▶ TO BE DONE
Each line of the data that includes the string "over" is to be copied out.

▶ INFORMATION SUPPLIED
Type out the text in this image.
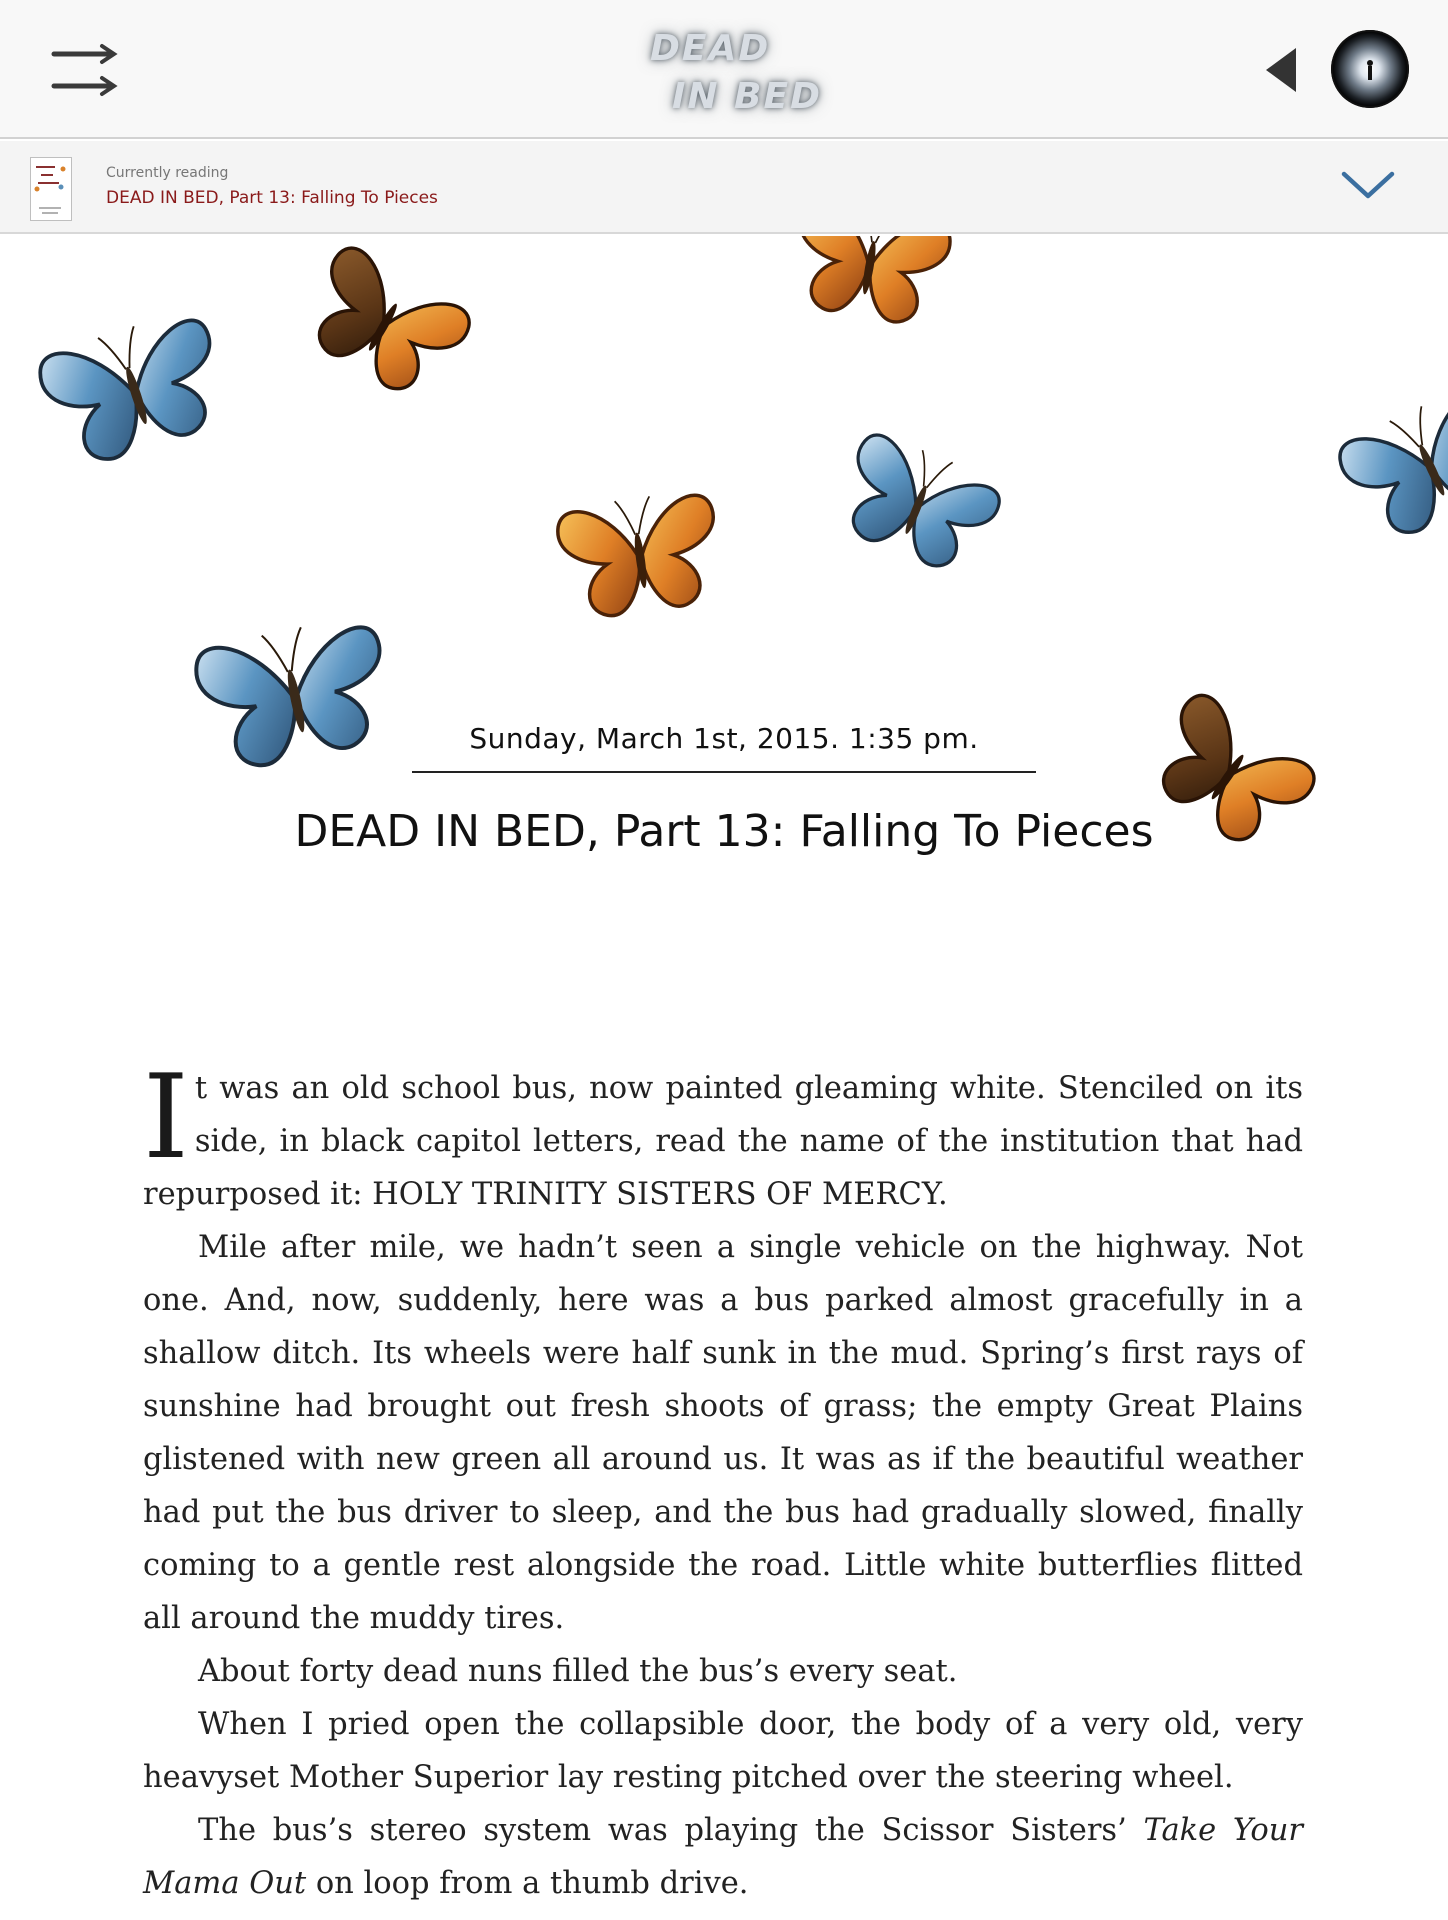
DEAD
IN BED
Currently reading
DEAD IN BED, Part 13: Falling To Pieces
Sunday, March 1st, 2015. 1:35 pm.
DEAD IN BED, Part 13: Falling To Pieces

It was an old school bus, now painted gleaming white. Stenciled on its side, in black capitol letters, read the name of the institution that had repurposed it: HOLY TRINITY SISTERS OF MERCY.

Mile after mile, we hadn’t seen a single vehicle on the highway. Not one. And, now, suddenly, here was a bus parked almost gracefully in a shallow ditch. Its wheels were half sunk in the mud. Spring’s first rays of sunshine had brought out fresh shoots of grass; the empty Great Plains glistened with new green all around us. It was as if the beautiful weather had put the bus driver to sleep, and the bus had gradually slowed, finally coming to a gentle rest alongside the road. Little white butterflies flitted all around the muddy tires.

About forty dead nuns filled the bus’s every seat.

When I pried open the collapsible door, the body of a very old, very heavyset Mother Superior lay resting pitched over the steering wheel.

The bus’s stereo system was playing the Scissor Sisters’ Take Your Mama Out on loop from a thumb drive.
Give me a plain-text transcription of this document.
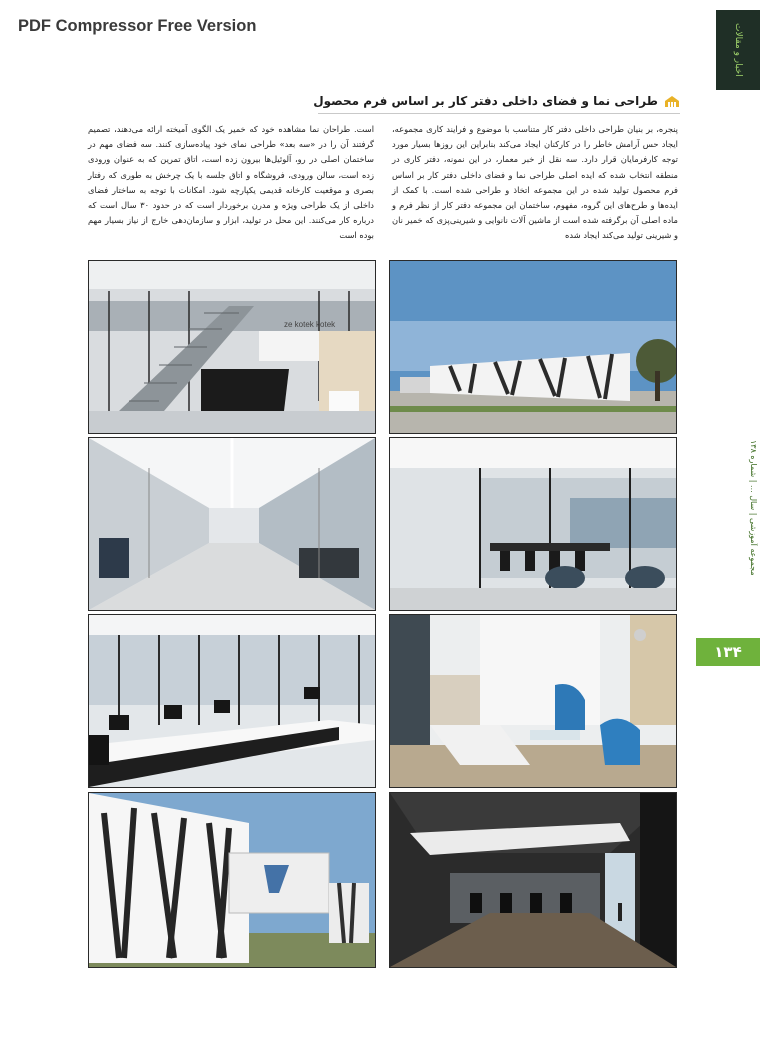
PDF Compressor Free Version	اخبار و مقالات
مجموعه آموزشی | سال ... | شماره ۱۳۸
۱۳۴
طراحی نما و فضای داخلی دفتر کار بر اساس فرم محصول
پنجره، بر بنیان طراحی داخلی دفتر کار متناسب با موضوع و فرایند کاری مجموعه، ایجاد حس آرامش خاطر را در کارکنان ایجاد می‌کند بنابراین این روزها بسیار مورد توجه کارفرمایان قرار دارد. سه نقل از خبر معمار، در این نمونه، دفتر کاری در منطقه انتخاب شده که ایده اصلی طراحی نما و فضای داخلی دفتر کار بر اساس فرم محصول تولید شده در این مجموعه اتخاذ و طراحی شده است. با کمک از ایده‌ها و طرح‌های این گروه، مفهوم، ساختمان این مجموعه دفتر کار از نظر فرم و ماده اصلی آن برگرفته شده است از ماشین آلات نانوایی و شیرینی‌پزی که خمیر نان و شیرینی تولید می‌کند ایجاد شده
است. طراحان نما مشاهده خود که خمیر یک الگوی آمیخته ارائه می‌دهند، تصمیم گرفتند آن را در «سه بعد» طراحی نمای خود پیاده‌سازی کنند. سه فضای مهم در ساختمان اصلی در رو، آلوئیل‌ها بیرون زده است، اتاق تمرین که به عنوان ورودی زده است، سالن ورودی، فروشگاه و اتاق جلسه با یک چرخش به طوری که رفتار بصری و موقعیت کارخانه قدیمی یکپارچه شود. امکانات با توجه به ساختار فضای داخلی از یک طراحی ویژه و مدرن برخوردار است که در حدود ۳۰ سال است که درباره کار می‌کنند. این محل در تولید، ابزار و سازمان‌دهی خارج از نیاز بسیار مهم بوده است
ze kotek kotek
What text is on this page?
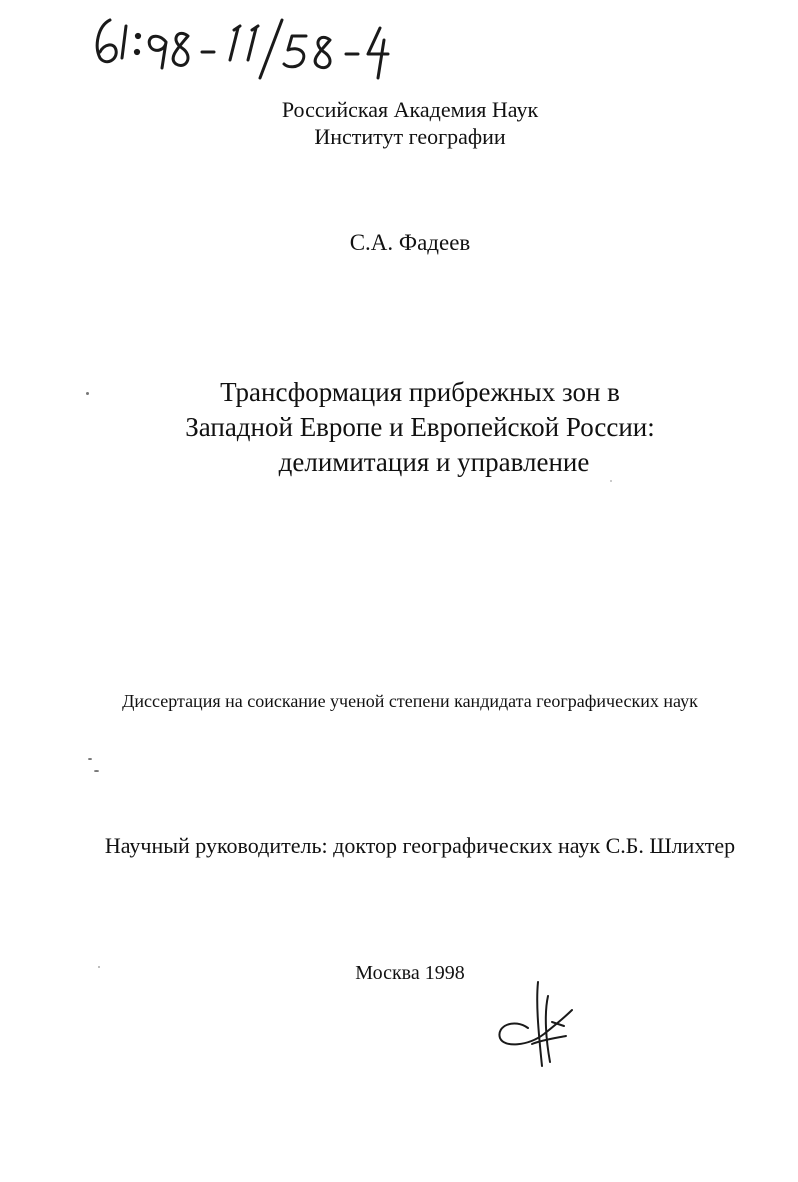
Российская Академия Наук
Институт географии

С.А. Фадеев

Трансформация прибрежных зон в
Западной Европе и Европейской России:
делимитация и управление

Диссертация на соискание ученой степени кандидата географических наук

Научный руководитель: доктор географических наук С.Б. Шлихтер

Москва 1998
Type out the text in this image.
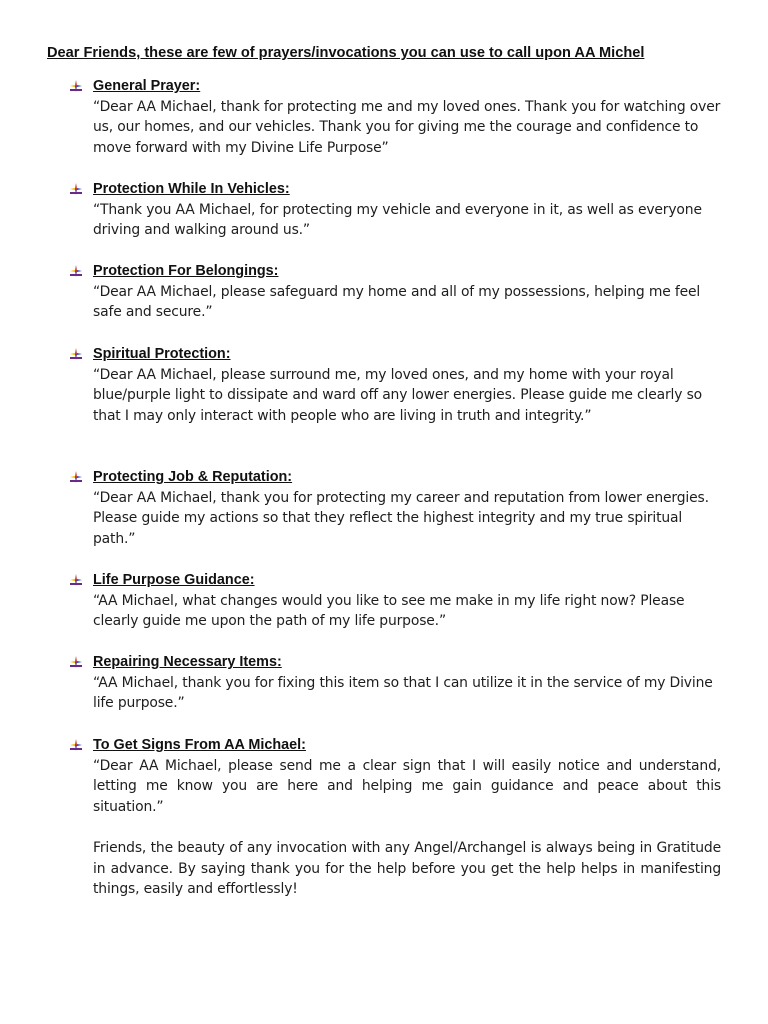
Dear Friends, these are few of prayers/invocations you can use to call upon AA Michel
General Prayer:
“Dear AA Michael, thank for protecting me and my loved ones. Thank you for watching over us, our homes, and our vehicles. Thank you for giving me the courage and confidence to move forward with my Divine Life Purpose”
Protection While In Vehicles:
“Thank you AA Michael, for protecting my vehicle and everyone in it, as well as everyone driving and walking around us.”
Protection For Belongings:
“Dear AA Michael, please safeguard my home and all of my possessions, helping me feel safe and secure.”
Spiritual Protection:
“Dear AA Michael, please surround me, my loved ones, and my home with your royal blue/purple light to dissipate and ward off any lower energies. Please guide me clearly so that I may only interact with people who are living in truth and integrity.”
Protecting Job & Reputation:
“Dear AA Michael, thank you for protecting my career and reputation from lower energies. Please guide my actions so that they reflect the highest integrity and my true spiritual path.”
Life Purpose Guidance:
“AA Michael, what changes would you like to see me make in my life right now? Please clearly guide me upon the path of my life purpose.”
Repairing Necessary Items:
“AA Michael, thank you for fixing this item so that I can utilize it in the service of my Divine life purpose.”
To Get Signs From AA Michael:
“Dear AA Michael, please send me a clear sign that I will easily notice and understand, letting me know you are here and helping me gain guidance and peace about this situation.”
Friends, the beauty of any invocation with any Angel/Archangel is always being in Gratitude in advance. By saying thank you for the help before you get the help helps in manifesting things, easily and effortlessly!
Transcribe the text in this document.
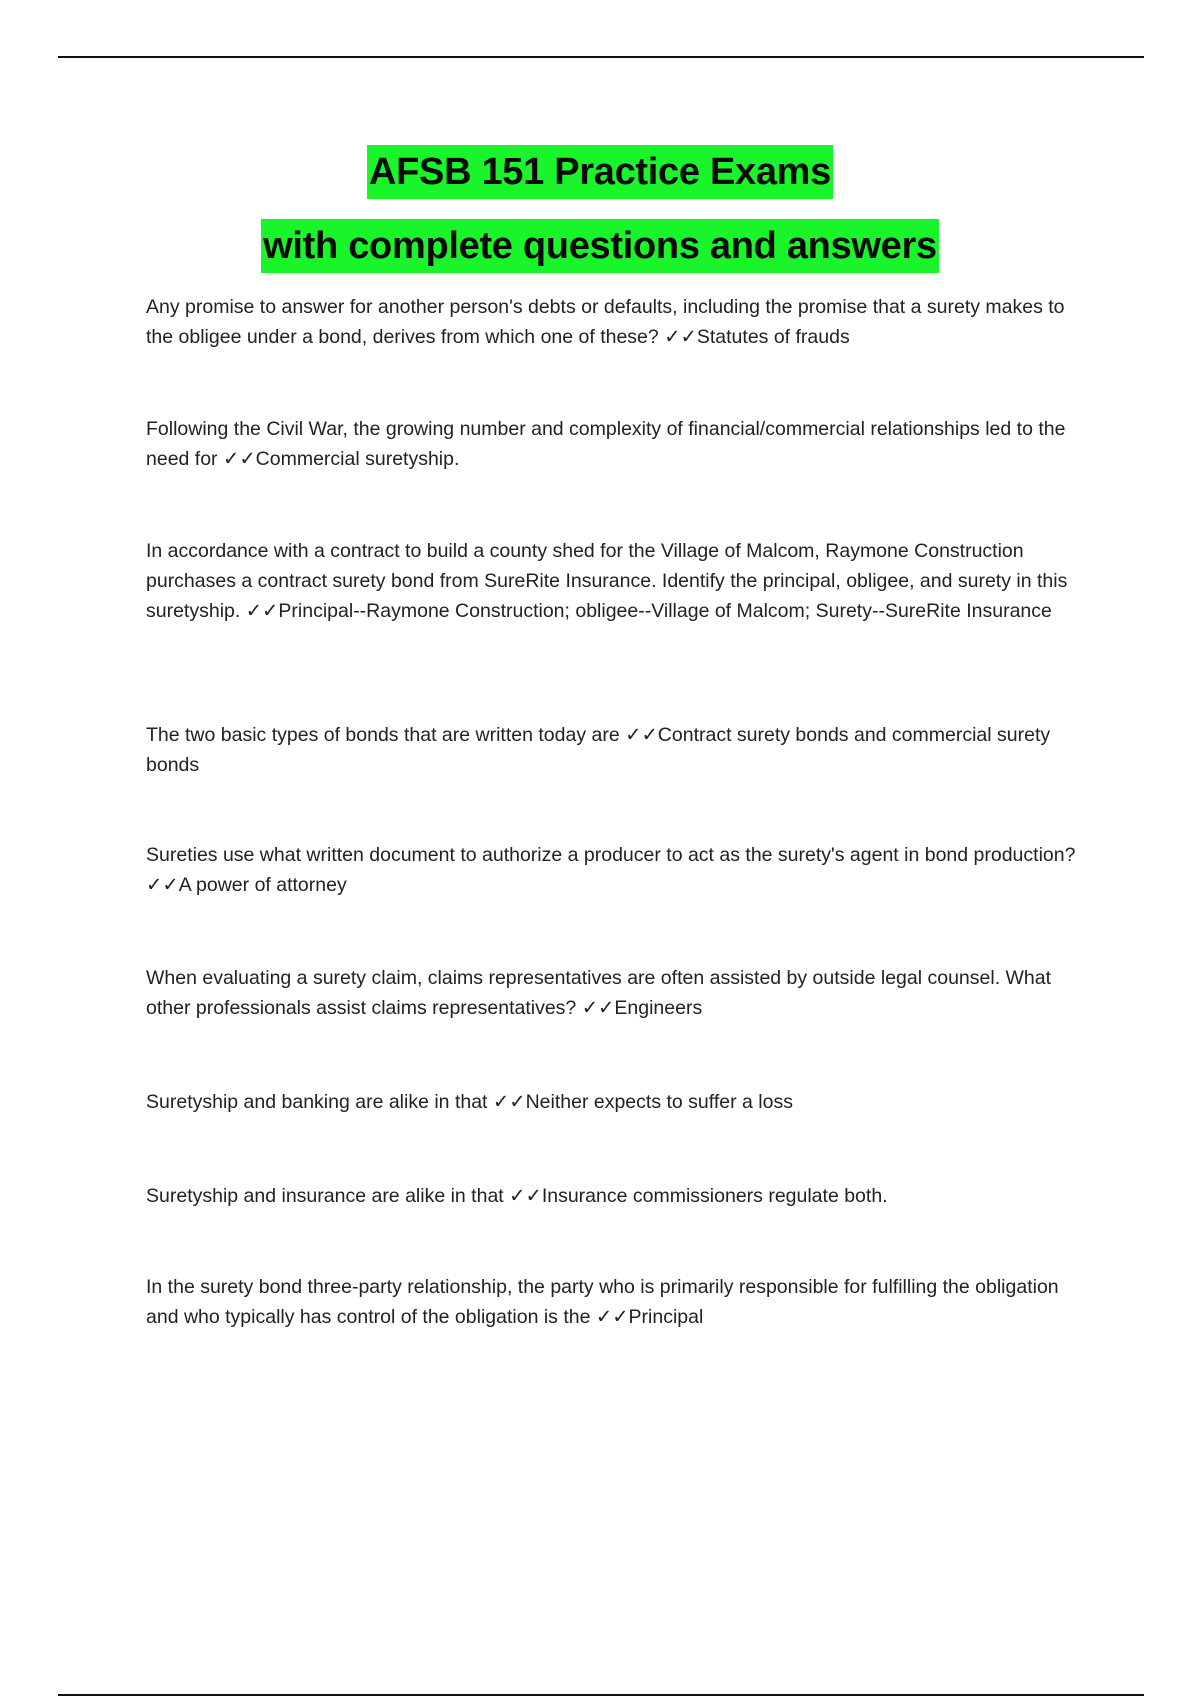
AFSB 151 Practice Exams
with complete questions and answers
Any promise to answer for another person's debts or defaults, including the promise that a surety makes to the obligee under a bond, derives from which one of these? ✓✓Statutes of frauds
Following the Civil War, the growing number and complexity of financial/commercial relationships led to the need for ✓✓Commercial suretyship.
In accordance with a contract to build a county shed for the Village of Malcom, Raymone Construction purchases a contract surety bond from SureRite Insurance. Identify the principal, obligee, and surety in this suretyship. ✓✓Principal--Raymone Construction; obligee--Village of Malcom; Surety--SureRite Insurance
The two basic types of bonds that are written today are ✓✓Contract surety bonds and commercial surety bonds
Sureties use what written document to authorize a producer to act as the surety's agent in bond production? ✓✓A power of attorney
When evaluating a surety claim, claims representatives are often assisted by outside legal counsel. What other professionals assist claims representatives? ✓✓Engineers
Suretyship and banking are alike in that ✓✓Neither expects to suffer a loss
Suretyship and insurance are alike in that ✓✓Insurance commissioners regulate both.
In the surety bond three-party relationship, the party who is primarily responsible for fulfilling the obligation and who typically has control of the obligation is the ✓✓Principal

▶ RESPONSE TO THIS EXERCISE
When I pried open the collapsible door, the body of a very old, very heavyset Mother Superior lay resting pitched over the steering wheel.
“Dear AA Michael, thank for protecting me and my loved ones. Thank you for watching over us, our homes, and our vehicles. Thank you for giving me the courage and confidence to move forward with my Divine Life Purpose”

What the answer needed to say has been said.